◆ **SUPPLIED DATA**:
§ §

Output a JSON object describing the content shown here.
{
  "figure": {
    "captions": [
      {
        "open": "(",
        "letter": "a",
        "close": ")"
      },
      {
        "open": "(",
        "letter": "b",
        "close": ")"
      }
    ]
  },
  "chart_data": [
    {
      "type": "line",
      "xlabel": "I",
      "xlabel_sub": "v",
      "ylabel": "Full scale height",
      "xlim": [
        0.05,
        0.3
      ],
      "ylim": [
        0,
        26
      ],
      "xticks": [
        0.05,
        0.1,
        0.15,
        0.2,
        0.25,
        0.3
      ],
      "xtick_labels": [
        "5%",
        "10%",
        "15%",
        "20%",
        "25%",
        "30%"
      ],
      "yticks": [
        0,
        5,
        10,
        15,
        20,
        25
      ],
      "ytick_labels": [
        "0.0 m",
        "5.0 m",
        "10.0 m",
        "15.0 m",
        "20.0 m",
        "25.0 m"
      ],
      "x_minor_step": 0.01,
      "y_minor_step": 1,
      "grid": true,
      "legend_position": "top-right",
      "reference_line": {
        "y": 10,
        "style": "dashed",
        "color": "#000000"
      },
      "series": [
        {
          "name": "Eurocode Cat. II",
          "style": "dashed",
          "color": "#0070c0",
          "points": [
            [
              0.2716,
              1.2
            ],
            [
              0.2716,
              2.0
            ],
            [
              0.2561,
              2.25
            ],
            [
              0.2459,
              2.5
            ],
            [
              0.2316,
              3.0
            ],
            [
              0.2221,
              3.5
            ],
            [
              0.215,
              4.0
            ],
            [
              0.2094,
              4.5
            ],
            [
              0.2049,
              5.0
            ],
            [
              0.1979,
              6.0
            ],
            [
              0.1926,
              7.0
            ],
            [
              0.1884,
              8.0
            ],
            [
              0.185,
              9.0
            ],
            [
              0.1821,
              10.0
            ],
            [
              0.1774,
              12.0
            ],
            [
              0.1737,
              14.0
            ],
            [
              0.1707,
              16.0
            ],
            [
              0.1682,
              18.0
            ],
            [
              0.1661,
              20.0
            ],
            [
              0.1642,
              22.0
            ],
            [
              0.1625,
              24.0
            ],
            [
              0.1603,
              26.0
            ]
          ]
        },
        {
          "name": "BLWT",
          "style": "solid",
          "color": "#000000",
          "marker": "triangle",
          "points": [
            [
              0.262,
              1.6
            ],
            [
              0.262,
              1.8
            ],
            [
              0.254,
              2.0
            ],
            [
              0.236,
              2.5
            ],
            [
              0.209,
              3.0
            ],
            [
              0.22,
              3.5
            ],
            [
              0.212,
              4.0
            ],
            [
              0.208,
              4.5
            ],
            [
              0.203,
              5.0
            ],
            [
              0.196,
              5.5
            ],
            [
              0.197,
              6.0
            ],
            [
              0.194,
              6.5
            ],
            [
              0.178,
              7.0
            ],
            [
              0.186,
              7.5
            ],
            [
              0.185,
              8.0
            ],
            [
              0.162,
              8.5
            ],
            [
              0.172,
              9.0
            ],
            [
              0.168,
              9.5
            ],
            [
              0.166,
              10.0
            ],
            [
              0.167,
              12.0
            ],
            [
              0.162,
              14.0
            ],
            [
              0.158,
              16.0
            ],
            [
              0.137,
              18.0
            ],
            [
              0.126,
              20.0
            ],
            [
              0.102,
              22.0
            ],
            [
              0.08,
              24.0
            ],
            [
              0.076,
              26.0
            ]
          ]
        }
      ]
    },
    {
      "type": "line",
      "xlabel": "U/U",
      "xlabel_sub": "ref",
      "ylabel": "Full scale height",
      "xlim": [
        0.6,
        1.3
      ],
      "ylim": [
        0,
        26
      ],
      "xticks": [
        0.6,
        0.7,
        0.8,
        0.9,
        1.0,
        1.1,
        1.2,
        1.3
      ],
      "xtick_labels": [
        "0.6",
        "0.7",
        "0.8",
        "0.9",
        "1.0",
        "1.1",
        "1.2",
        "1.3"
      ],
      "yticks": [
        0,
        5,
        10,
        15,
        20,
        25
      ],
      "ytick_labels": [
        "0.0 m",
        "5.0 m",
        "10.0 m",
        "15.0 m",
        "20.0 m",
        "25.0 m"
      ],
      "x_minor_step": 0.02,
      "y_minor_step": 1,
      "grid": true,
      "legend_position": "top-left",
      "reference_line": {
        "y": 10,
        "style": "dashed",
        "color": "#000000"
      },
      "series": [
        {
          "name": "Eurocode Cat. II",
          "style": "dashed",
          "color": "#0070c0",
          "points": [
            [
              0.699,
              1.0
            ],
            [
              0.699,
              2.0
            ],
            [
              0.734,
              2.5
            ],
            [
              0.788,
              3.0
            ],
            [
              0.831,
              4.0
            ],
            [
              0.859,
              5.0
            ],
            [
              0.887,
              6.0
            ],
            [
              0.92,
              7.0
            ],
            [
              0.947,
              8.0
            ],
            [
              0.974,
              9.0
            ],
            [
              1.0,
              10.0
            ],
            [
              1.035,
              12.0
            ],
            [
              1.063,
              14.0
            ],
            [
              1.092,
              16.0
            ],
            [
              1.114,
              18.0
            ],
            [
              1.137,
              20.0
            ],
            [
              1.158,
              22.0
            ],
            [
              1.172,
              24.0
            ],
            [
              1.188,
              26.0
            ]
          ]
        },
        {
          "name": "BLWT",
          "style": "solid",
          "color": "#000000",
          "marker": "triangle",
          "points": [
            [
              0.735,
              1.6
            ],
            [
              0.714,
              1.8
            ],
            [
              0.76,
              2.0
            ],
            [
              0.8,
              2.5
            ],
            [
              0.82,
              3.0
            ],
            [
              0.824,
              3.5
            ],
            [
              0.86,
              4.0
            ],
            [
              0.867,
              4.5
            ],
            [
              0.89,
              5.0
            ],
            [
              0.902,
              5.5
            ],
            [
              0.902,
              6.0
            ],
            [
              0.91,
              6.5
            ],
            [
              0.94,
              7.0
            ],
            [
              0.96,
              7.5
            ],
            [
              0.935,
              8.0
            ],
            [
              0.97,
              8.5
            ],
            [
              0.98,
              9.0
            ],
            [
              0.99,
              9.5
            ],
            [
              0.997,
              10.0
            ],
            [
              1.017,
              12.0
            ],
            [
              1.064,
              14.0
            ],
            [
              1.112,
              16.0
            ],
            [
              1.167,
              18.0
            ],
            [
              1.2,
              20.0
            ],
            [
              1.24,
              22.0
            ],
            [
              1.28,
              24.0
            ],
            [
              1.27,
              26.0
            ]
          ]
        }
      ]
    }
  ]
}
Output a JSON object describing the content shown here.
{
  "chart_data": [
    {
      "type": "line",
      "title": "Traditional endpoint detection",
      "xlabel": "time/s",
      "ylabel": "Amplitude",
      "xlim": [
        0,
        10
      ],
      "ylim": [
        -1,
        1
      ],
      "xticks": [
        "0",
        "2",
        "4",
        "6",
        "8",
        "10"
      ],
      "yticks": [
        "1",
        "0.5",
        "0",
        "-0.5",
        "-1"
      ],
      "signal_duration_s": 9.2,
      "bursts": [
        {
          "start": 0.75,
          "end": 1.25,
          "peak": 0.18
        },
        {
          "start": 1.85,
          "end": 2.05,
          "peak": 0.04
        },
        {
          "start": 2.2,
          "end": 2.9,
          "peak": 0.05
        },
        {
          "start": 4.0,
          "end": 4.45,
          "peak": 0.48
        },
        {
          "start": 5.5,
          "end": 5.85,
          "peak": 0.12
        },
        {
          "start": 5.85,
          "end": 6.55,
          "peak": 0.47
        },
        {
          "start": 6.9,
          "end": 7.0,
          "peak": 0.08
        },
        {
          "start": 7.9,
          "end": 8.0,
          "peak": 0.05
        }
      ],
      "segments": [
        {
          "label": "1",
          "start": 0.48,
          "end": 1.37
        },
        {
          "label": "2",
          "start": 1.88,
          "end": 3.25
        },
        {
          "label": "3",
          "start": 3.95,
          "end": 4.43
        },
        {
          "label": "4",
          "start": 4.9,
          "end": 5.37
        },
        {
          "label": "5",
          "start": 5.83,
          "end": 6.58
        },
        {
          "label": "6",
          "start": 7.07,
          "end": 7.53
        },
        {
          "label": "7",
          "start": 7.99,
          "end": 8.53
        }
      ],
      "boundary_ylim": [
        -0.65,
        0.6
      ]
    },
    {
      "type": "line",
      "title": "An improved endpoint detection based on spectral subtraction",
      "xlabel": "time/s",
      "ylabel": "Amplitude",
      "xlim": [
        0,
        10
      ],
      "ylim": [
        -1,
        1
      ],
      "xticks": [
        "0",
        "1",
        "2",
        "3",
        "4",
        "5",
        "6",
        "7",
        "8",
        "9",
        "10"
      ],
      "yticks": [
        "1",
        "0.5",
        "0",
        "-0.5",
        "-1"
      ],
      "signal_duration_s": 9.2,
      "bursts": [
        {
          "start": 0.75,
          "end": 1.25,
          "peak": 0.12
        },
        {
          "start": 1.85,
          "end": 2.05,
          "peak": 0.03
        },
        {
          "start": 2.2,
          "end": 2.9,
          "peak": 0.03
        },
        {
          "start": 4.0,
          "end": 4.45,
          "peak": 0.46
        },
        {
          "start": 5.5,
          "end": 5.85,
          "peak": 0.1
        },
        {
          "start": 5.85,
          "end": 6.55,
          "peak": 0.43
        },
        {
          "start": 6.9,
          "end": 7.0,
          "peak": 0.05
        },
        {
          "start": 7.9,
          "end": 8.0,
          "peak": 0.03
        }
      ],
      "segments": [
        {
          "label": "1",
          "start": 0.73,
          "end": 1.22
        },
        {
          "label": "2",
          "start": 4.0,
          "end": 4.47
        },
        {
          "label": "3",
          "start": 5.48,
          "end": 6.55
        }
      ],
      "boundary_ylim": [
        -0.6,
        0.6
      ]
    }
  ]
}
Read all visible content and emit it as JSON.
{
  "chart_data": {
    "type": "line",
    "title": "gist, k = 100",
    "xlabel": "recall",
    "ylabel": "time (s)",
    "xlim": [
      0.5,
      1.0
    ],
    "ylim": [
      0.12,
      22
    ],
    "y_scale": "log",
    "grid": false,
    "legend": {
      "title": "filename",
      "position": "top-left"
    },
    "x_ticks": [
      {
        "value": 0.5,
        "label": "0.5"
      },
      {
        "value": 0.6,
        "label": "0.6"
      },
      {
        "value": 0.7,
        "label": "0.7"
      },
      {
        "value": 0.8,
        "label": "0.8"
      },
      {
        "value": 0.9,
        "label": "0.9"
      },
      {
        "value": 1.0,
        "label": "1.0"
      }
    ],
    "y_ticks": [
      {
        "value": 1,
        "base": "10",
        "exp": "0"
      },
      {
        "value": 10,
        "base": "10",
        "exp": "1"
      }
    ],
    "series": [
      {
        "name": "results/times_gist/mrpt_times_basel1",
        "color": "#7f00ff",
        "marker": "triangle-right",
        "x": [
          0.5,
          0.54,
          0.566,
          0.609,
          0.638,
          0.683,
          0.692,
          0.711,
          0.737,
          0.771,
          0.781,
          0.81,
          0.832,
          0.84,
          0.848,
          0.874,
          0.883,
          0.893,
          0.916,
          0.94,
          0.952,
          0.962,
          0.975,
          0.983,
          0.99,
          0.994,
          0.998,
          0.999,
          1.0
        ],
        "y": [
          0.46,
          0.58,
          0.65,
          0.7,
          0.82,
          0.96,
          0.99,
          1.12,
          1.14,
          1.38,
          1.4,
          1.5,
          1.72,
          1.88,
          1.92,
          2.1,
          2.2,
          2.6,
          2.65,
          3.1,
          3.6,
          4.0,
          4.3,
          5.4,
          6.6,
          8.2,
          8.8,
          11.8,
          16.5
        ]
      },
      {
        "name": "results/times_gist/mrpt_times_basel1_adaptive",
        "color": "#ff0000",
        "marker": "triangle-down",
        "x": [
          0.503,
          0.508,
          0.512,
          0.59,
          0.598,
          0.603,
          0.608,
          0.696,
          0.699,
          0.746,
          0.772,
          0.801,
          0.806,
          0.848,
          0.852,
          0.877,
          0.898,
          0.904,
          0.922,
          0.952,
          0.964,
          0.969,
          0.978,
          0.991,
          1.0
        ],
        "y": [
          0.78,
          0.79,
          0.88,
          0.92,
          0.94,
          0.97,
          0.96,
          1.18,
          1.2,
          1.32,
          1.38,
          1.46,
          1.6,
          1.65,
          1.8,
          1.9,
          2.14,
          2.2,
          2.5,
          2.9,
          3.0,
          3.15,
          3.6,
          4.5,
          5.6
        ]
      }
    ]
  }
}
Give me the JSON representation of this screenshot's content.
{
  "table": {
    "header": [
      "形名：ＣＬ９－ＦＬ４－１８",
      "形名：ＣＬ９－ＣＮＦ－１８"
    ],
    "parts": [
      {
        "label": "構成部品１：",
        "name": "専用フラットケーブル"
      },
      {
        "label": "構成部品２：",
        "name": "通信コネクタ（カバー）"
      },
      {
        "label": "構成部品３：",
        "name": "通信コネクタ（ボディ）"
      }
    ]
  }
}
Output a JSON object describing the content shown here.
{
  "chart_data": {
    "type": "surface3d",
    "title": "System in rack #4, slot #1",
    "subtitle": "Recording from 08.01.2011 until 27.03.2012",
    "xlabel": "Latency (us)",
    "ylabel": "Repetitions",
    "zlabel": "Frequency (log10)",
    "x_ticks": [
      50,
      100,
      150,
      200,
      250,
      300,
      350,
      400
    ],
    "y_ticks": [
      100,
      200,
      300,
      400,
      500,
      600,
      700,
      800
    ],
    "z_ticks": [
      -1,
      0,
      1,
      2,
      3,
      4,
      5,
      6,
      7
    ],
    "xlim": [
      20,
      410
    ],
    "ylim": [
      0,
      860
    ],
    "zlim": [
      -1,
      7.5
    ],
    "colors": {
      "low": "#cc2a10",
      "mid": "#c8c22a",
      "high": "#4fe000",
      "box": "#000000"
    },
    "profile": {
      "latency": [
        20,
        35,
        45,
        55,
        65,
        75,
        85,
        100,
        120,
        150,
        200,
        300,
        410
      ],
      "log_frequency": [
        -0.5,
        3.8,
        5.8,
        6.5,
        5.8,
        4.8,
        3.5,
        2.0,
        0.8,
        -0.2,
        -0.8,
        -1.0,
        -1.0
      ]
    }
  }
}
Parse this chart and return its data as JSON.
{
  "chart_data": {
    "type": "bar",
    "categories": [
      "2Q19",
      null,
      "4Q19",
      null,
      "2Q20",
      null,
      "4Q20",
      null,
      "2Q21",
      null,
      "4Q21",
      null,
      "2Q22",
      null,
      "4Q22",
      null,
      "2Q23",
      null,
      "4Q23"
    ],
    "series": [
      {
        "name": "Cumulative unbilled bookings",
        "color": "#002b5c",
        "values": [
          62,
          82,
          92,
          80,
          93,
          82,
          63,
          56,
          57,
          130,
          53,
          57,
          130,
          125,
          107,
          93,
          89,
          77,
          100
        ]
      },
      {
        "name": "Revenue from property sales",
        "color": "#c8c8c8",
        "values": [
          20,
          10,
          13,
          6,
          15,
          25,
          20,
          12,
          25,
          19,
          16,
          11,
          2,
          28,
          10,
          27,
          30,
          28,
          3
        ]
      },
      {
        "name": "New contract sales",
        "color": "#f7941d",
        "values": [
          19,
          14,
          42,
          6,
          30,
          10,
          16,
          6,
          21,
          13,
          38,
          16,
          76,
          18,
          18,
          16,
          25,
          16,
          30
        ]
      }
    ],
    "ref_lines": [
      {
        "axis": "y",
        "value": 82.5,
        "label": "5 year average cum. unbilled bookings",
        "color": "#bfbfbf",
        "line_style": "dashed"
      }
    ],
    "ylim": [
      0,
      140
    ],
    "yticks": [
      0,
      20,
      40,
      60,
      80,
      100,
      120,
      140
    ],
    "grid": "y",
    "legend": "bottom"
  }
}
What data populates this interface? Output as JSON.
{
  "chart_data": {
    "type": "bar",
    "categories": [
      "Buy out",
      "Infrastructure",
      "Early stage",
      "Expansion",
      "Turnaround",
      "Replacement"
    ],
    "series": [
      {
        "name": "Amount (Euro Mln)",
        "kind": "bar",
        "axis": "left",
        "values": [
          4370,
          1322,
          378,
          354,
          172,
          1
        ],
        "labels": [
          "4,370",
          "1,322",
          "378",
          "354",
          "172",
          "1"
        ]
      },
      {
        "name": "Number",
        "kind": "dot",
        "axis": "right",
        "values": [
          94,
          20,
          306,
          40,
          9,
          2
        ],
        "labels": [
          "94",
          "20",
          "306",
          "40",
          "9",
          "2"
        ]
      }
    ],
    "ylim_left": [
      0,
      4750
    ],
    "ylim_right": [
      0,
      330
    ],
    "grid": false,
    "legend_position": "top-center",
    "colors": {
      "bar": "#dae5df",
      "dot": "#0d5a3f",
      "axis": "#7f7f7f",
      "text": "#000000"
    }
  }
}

§ §

◆ **SET TASK**: Take the line with "What data populates" and all lines after it through the end of the records, and write them out exactly; include nothing else.

◆ **ANSWER FOR THIS EXERCISE**:
What data populates this interface? Output as JSON.
{
  "chart_data": {
    "type": "bar",
    "categories": [
      "Buy out",
      "Infrastructure",
      "Early stage",
      "Expansion",
      "Turnaround",
      "Replacement"
    ],
    "series": [
      {
        "name": "Amount (Euro Mln)",
        "kind": "bar",
        "axis": "left",
        "values": [
          4370,
          1322,
          378,
          354,
          172,
          1
        ],
        "labels": [
          "4,370",
          "1,322",
          "378",
          "354",
          "172",
          "1"
        ]
      },
      {
        "name": "Number",
        "kind": "dot",
        "axis": "right",
        "values": [
          94,
          20,
          306,
          40,
          9,
          2
        ],
        "labels": [
          "94",
          "20",
          "306",
          "40",
          "9",
          "2"
        ]
      }
    ],
    "ylim_left": [
      0,
      4750
    ],
    "ylim_right": [
      0,
      330
    ],
    "grid": false,
    "legend_position": "top-center",
    "colors": {
      "bar": "#dae5df",
      "dot": "#0d5a3f",
      "axis": "#7f7f7f",
      "text": "#000000"
    }
  }
}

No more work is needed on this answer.